# DIRECTION
Below is a block of records; reproduce all of them exactly and leave out any pictures.

### RECORDS SUPPLIED ###

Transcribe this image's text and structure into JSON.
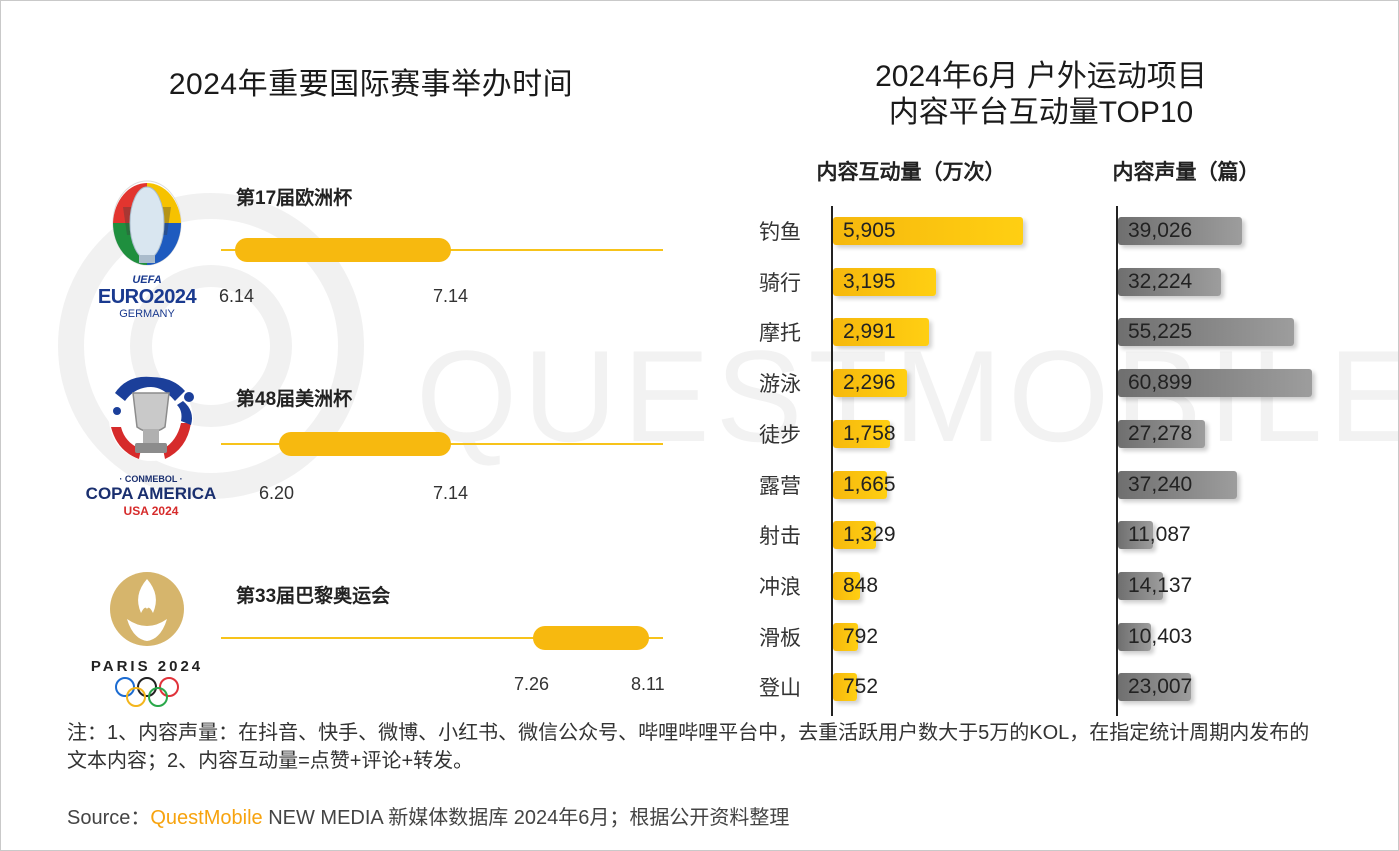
{
  "timeline": {
    "title": "2024年重要国际赛事举办时间",
    "accent_color": "#f7b90f",
    "events": [
      {
        "name": "第17届欧洲杯",
        "start": "6.14",
        "end": "7.14",
        "logo": {
          "type": "euro-2024-trophy-icon",
          "lines": [
            "UEFA",
            "EURO2024",
            "GERMANY"
          ]
        }
      },
      {
        "name": "第48届美洲杯",
        "start": "6.20",
        "end": "7.14",
        "logo": {
          "type": "copa-america-trophy-icon",
          "lines": [
            "· CONMEBOL ·",
            "COPA AMERICA",
            "USA 2024"
          ]
        }
      },
      {
        "name": "第33届巴黎奥运会",
        "start": "7.26",
        "end": "8.11",
        "logo": {
          "type": "paris-2024-flame-icon",
          "lines": [
            "PARIS 2024"
          ]
        }
      }
    ]
  },
  "chart_data": {
    "type": "bar",
    "title": "2024年6月 户外运动项目\n内容平台互动量TOP10",
    "categories": [
      "钓鱼",
      "骑行",
      "摩托",
      "游泳",
      "徒步",
      "露营",
      "射击",
      "冲浪",
      "滑板",
      "登山"
    ],
    "series": [
      {
        "name": "内容互动量（万次）",
        "color": "#f7b90f",
        "values": [
          5905,
          3195,
          2991,
          2296,
          1758,
          1665,
          1329,
          848,
          792,
          752
        ]
      },
      {
        "name": "内容声量（篇）",
        "color": "#7f7f7f",
        "values": [
          39026,
          32224,
          55225,
          60899,
          27278,
          37240,
          11087,
          14137,
          10403,
          23007
        ]
      }
    ],
    "orientation": "horizontal"
  },
  "footer": {
    "note": "注：1、内容声量：在抖音、快手、微博、小红书、微信公众号、哔哩哔哩平台中，去重活跃用户数大于5万的KOL，在指定统计周期内发布的文本内容；2、内容互动量=点赞+评论+转发。",
    "source_prefix": "Source：",
    "source_brand": "QuestMobile",
    "source_rest": " NEW MEDIA 新媒体数据库 2024年6月；根据公开资料整理"
  },
  "watermark": "QUESTMOBILE"
}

###

# SOLUTION BELOW
Transcribe this image's text and structure into JSON.
{
  "timeline": {
    "title": "2024年重要国际赛事举办时间",
    "accent_color": "#f7b90f",
    "events": [
      {
        "name": "第17届欧洲杯",
        "start": "6.14",
        "end": "7.14",
        "logo": {
          "type": "euro-2024-trophy-icon",
          "lines": [
            "UEFA",
            "EURO2024",
            "GERMANY"
          ]
        }
      },
      {
        "name": "第48届美洲杯",
        "start": "6.20",
        "end": "7.14",
        "logo": {
          "type": "copa-america-trophy-icon",
          "lines": [
            "· CONMEBOL ·",
            "COPA AMERICA",
            "USA 2024"
          ]
        }
      },
      {
        "name": "第33届巴黎奥运会",
        "start": "7.26",
        "end": "8.11",
        "logo": {
          "type": "paris-2024-flame-icon",
          "lines": [
            "PARIS 2024"
          ]
        }
      }
    ]
  },
  "chart_data": {
    "type": "bar",
    "title": "2024年6月 户外运动项目\n内容平台互动量TOP10",
    "categories": [
      "钓鱼",
      "骑行",
      "摩托",
      "游泳",
      "徒步",
      "露营",
      "射击",
      "冲浪",
      "滑板",
      "登山"
    ],
    "series": [
      {
        "name": "内容互动量（万次）",
        "color": "#f7b90f",
        "values": [
          5905,
          3195,
          2991,
          2296,
          1758,
          1665,
          1329,
          848,
          792,
          752
        ]
      },
      {
        "name": "内容声量（篇）",
        "color": "#7f7f7f",
        "values": [
          39026,
          32224,
          55225,
          60899,
          27278,
          37240,
          11087,
          14137,
          10403,
          23007
        ]
      }
    ],
    "orientation": "horizontal"
  },
  "footer": {
    "note": "注：1、内容声量：在抖音、快手、微博、小红书、微信公众号、哔哩哔哩平台中，去重活跃用户数大于5万的KOL，在指定统计周期内发布的文本内容；2、内容互动量=点赞+评论+转发。",
    "source_prefix": "Source：",
    "source_brand": "QuestMobile",
    "source_rest": " NEW MEDIA 新媒体数据库 2024年6月；根据公开资料整理"
  },
  "watermark": "QUESTMOBILE"
}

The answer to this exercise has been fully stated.